## WORK REQUIRED
Edit the listing below by changing every "annotation" to "note" and leaving all else as it is.

## A run of records
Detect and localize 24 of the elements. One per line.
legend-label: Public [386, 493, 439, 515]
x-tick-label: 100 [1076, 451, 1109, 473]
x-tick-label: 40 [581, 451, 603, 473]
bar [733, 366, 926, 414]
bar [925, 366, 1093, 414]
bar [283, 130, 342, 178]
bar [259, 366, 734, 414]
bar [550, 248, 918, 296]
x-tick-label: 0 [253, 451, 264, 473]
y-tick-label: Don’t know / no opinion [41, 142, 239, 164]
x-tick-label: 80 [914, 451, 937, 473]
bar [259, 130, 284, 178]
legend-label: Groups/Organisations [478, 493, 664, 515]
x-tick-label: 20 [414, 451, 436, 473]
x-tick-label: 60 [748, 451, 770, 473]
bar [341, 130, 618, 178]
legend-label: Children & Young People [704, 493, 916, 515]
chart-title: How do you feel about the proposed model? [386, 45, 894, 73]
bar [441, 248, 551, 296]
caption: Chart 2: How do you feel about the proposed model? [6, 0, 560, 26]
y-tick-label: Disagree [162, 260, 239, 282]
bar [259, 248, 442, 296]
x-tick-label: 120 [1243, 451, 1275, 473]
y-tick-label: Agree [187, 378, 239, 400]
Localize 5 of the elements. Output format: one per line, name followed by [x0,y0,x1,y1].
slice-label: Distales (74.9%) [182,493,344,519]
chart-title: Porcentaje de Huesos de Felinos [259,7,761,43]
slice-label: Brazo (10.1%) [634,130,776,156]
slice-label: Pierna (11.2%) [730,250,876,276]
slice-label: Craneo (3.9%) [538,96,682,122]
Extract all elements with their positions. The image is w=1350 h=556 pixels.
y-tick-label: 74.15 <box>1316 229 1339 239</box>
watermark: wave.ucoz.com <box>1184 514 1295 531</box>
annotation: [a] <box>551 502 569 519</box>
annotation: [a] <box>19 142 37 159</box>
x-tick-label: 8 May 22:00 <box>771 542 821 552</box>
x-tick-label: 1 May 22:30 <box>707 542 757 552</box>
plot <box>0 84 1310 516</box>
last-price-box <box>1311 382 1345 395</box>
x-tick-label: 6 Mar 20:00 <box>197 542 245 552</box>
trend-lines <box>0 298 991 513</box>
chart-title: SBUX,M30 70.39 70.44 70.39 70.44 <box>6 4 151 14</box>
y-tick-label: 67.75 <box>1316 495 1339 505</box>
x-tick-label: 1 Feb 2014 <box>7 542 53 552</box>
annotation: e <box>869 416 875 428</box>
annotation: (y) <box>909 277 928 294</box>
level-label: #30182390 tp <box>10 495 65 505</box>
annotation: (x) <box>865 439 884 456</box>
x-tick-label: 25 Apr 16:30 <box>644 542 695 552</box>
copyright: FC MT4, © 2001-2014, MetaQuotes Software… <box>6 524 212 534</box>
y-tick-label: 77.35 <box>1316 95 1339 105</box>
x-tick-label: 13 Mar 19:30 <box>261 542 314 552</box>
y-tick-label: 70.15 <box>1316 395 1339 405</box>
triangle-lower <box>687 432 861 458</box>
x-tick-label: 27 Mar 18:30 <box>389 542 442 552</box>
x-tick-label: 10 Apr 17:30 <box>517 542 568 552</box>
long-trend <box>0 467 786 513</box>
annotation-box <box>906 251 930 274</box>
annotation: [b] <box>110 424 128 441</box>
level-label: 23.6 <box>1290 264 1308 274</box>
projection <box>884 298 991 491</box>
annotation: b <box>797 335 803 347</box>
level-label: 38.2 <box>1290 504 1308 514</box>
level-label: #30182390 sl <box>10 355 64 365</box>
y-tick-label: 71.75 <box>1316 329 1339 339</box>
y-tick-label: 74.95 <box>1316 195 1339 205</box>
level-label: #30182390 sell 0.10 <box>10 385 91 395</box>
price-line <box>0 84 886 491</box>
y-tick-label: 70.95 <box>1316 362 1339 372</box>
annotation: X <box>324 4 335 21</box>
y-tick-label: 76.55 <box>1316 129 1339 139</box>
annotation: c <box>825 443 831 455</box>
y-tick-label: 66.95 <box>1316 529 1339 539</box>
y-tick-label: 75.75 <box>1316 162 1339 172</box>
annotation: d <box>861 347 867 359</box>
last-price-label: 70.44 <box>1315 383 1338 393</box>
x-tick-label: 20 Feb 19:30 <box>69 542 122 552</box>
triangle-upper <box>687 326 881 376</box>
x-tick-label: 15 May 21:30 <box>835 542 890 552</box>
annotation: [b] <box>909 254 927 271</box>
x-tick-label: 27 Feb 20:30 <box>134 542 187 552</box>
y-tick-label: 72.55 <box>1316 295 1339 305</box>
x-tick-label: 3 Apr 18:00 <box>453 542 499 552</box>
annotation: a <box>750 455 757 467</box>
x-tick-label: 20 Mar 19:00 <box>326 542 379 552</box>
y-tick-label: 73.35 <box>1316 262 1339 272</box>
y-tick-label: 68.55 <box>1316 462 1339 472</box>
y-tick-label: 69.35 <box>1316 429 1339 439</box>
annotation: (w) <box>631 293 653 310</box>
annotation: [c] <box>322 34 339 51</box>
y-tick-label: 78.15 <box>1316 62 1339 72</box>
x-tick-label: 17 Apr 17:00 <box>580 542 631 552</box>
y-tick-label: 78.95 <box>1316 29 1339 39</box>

## WRITTEN RESPONSE
Detect and localize 24 of the elements. One per line.
legend-label: Public [386, 493, 439, 515]
x-tick-label: 100 [1076, 451, 1109, 473]
x-tick-label: 40 [581, 451, 603, 473]
bar [733, 366, 926, 414]
bar [925, 366, 1093, 414]
bar [283, 130, 342, 178]
bar [259, 366, 734, 414]
bar [550, 248, 918, 296]
x-tick-label: 0 [253, 451, 264, 473]
y-tick-label: Don’t know / no opinion [41, 142, 239, 164]
x-tick-label: 80 [914, 451, 937, 473]
bar [259, 130, 284, 178]
legend-label: Groups/Organisations [478, 493, 664, 515]
x-tick-label: 20 [414, 451, 436, 473]
x-tick-label: 60 [748, 451, 770, 473]
bar [341, 130, 618, 178]
legend-label: Children & Young People [704, 493, 916, 515]
chart-title: How do you feel about the proposed model? [386, 45, 894, 73]
bar [441, 248, 551, 296]
caption: Chart 2: How do you feel about the proposed model? [6, 0, 560, 26]
y-tick-label: Disagree [162, 260, 239, 282]
bar [259, 248, 442, 296]
x-tick-label: 120 [1243, 451, 1275, 473]
y-tick-label: Agree [187, 378, 239, 400]
Localize 5 of the elements. Output format: one per line, name followed by [x0,y0,x1,y1].
slice-label: Distales (74.9%) [182,493,344,519]
chart-title: Porcentaje de Huesos de Felinos [259,7,761,43]
slice-label: Brazo (10.1%) [634,130,776,156]
slice-label: Pierna (11.2%) [730,250,876,276]
slice-label: Craneo (3.9%) [538,96,682,122]
Extract all elements with their positions. The image is w=1350 h=556 pixels.
y-tick-label: 74.15 <box>1316 229 1339 239</box>
watermark: wave.ucoz.com <box>1184 514 1295 531</box>
note: [a] <box>551 502 569 519</box>
note: [a] <box>19 142 37 159</box>
x-tick-label: 8 May 22:00 <box>771 542 821 552</box>
x-tick-label: 1 May 22:30 <box>707 542 757 552</box>
plot <box>0 84 1310 516</box>
last-price-box <box>1311 382 1345 395</box>
x-tick-label: 6 Mar 20:00 <box>197 542 245 552</box>
trend-lines <box>0 298 991 513</box>
chart-title: SBUX,M30 70.39 70.44 70.39 70.44 <box>6 4 151 14</box>
y-tick-label: 67.75 <box>1316 495 1339 505</box>
x-tick-label: 1 Feb 2014 <box>7 542 53 552</box>
note: e <box>869 416 875 428</box>
note: (y) <box>909 277 928 294</box>
level-label: #30182390 tp <box>10 495 65 505</box>
note: (x) <box>865 439 884 456</box>
x-tick-label: 25 Apr 16:30 <box>644 542 695 552</box>
copyright: FC MT4, © 2001-2014, MetaQuotes Software… <box>6 524 212 534</box>
y-tick-label: 77.35 <box>1316 95 1339 105</box>
x-tick-label: 13 Mar 19:30 <box>261 542 314 552</box>
y-tick-label: 70.15 <box>1316 395 1339 405</box>
triangle-lower <box>687 432 861 458</box>
x-tick-label: 27 Mar 18:30 <box>389 542 442 552</box>
x-tick-label: 10 Apr 17:30 <box>517 542 568 552</box>
long-trend <box>0 467 786 513</box>
note-box <box>906 251 930 274</box>
note: [b] <box>110 424 128 441</box>
level-label: 23.6 <box>1290 264 1308 274</box>
projection <box>884 298 991 491</box>
note: b <box>797 335 803 347</box>
level-label: 38.2 <box>1290 504 1308 514</box>
level-label: #30182390 sl <box>10 355 64 365</box>
y-tick-label: 71.75 <box>1316 329 1339 339</box>
y-tick-label: 74.95 <box>1316 195 1339 205</box>
level-label: #30182390 sell 0.10 <box>10 385 91 395</box>
price-line <box>0 84 886 491</box>
y-tick-label: 70.95 <box>1316 362 1339 372</box>
note: X <box>324 4 335 21</box>
y-tick-label: 76.55 <box>1316 129 1339 139</box>
note: c <box>825 443 831 455</box>
y-tick-label: 66.95 <box>1316 529 1339 539</box>
y-tick-label: 75.75 <box>1316 162 1339 172</box>
note: d <box>861 347 867 359</box>
last-price-label: 70.44 <box>1315 383 1338 393</box>
x-tick-label: 20 Feb 19:30 <box>69 542 122 552</box>
triangle-upper <box>687 326 881 376</box>
x-tick-label: 15 May 21:30 <box>835 542 890 552</box>
note: [b] <box>909 254 927 271</box>
x-tick-label: 27 Feb 20:30 <box>134 542 187 552</box>
y-tick-label: 72.55 <box>1316 295 1339 305</box>
x-tick-label: 3 Apr 18:00 <box>453 542 499 552</box>
note: a <box>750 455 757 467</box>
x-tick-label: 20 Mar 19:00 <box>326 542 379 552</box>
y-tick-label: 73.35 <box>1316 262 1339 272</box>
y-tick-label: 68.55 <box>1316 462 1339 472</box>
y-tick-label: 69.35 <box>1316 429 1339 439</box>
note: (w) <box>631 293 653 310</box>
note: [c] <box>322 34 339 51</box>
y-tick-label: 78.15 <box>1316 62 1339 72</box>
x-tick-label: 17 Apr 17:00 <box>580 542 631 552</box>
y-tick-label: 78.95 <box>1316 29 1339 39</box>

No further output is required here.